EXERCISE - How many of the rows below contain the string "line"? Reply with the number alone.

===

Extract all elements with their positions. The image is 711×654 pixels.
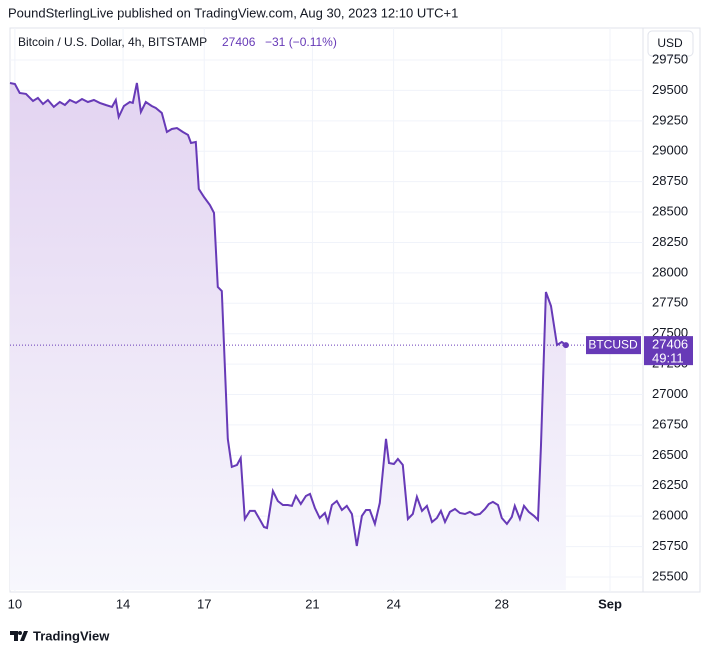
- countdown-label: 49:11: [652, 351, 684, 366]
- price-tag: [644, 336, 693, 366]
- y-tick-label: 27750: [652, 295, 688, 310]
- y-tick-label: 28500: [652, 203, 688, 218]
- x-tick-label: Sep: [598, 596, 622, 611]
- y-tick-label: 29000: [652, 143, 688, 158]
- y-tick-label: 29750: [652, 51, 688, 66]
- y-tick-label: 28250: [652, 234, 688, 249]
- y-tick-label: 25500: [652, 568, 688, 583]
- legend-price: 27406: [222, 35, 256, 49]
- chart-title: Bitcoin / U.S. Dollar, 4h, BITSTAMP: [18, 35, 207, 49]
- legend-change: −31 (−0.11%): [265, 35, 337, 49]
- x-tick-label: 28: [495, 596, 509, 611]
- y-tick-label: 28750: [652, 173, 688, 188]
- y-tick-label: 25750: [652, 538, 688, 553]
- x-tick-label: 10: [8, 596, 22, 611]
- y-tick-label: 26750: [652, 416, 688, 431]
- y-tick-label: 26500: [652, 447, 688, 462]
- y-tick-label: 29500: [652, 82, 688, 97]
- x-tick-label: 14: [116, 596, 130, 611]
- currency-label: USD: [657, 36, 683, 50]
- footer-brand: TradingView: [33, 628, 110, 643]
- y-tick-label: 29250: [652, 112, 688, 127]
- last-point: [562, 342, 569, 349]
- y-tick-label: 26000: [652, 508, 688, 523]
- price-line: [9, 82, 567, 547]
- x-tick-label: 24: [386, 596, 400, 611]
- footer-logo: [10, 631, 28, 641]
- currency-button[interactable]: [647, 30, 694, 57]
- symbol-tag: [586, 336, 641, 355]
- x-tick-label: 17: [197, 596, 211, 611]
- area-fill: [10, 83, 566, 590]
- x-tick-label: 21: [305, 596, 319, 611]
- header: PoundSterlingLive published on TradingVi…: [8, 5, 458, 20]
- y-tick-label: 27000: [652, 386, 688, 401]
- y-tick-label: 26250: [652, 477, 688, 492]
- symbol-tag-label: BTCUSD: [588, 337, 638, 351]
- y-tick-label: 28000: [652, 264, 688, 279]
- price-tag-label: 27406: [652, 337, 688, 352]
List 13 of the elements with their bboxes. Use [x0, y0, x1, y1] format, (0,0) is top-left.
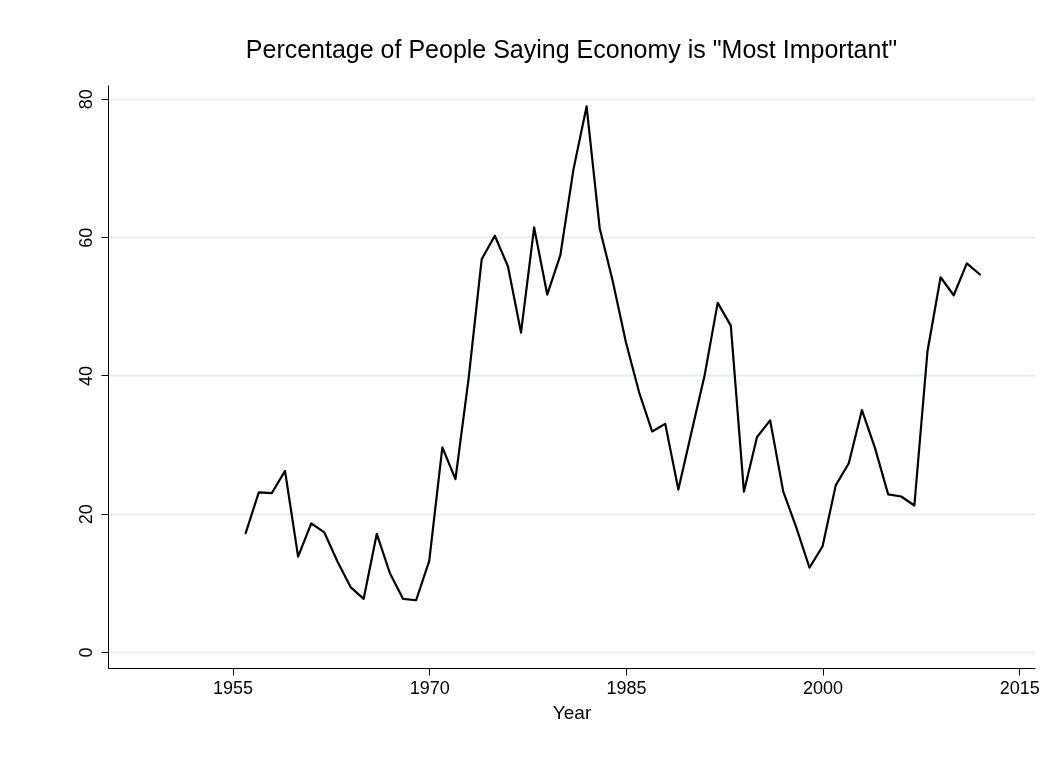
x-tick-label: 1970 [409, 677, 450, 698]
y-tick-label: 40 [75, 365, 96, 386]
y-tick-label: 20 [75, 504, 96, 525]
x-tick-label: 1985 [606, 677, 647, 698]
y-tick-label: 0 [75, 647, 96, 658]
x-tick-label: 2015 [999, 677, 1040, 698]
chart-title: Percentage of People Saying Economy is "Most Important" [245, 35, 898, 63]
x-tick-label: 1955 [213, 677, 254, 698]
y-tick-label: 60 [75, 227, 96, 248]
x-axis-title: Year [552, 701, 592, 723]
y-tick-label: 80 [75, 89, 96, 110]
x-tick-label: 2000 [803, 677, 844, 698]
line-series [244, 105, 982, 602]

===

EXPECTED OUTPUT - 2